## TEXTE AFFICHÉ
##########

Newsletter 62 – Secouer sa pensée paresseuse
Nos certitudes nous apportent du confort et de la rapidité, mais elles peuvent aussi limiter la pertinence de notre réflexion et de nos décisions. Sans même nous en rendre compte, nous privilégions souvent les raccourcis intellectuels au questionnement. Prendre le temps d’interroger nos idées, nos habitudes et les informations auxquels nous sommes confrontés ouvre la voie à une pensée plus éclairée et agile.
Le danger des certitudes et de l’entre-soi unanime
On connaît la truculente profondeur de bien des blagues juives, comme celle qui dit : « J’ai une réponse, j’ai une réponse ! Est-ce que quelqu’un a une question ? » On peut la reprendre comme une bienvenue dénonciation de ce qui aujourd’hui menace quiconque se contenterait de ses propres certitudes, vite renforcées par les réseaux sociaux que nous faisons malheureusement plus fonctionner comme des clans d’opinions que comme des tribunes pour débats contradictoires.

##########

## ENTRÉES
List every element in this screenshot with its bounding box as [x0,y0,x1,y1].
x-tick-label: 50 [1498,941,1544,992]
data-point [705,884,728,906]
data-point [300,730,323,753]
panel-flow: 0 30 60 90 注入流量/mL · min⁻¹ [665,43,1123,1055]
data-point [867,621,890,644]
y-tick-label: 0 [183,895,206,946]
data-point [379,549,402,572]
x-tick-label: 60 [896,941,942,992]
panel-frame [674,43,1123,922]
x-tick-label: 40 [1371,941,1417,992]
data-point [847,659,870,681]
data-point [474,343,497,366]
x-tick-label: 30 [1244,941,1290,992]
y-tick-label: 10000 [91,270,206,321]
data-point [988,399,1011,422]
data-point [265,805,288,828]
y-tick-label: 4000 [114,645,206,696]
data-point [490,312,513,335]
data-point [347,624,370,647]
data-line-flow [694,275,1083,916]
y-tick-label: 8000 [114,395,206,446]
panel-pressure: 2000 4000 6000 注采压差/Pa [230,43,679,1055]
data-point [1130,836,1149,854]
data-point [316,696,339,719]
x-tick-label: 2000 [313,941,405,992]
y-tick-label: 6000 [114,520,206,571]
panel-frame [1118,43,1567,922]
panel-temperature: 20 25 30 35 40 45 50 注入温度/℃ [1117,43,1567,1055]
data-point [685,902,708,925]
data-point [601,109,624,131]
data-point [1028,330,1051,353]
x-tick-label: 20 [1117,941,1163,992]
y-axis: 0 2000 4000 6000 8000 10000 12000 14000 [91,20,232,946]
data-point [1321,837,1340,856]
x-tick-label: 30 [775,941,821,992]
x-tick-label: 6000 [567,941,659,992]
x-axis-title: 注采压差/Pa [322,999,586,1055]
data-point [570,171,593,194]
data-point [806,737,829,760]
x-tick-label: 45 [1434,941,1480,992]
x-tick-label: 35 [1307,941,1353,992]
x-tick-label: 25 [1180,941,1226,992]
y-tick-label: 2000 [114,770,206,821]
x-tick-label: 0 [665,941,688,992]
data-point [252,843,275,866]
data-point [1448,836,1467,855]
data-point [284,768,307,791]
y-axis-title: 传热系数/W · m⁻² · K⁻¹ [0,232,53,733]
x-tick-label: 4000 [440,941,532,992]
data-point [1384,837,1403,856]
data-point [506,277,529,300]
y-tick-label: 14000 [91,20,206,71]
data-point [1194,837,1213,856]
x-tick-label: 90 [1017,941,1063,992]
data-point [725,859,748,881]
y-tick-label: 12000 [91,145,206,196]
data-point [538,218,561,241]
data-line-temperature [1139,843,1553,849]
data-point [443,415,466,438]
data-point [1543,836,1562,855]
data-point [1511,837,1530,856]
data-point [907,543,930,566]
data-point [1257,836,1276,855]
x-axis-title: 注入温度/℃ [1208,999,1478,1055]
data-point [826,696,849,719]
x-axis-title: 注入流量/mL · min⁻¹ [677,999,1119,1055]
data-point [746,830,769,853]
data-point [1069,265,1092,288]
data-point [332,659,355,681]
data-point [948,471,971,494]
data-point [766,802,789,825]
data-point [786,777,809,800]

##########

## VOTRE TÂCHE
Recopiez mot pour mot, dans la newsletter sur la pensée paresseuse, le passage qui va de « Le danger des » jusqu'à « pour débats contradictoires. ».

## SOLUTION RÉDIGÉE
Le danger des certitudes et de l’entre-soi unanime
On connaît la truculente profondeur de bien des blagues juives, comme celle qui dit : « J’ai une réponse, j’ai une réponse ! Est-ce que quelqu’un a une question ? » On peut la reprendre comme une bienvenue dénonciation de ce qui aujourd’hui menace quiconque se contenterait de ses propres certitudes, vite renforcées par les réseaux sociaux que nous faisons malheureusement plus fonctionner comme des clans d’opinions que comme des tribunes pour débats contradictoires.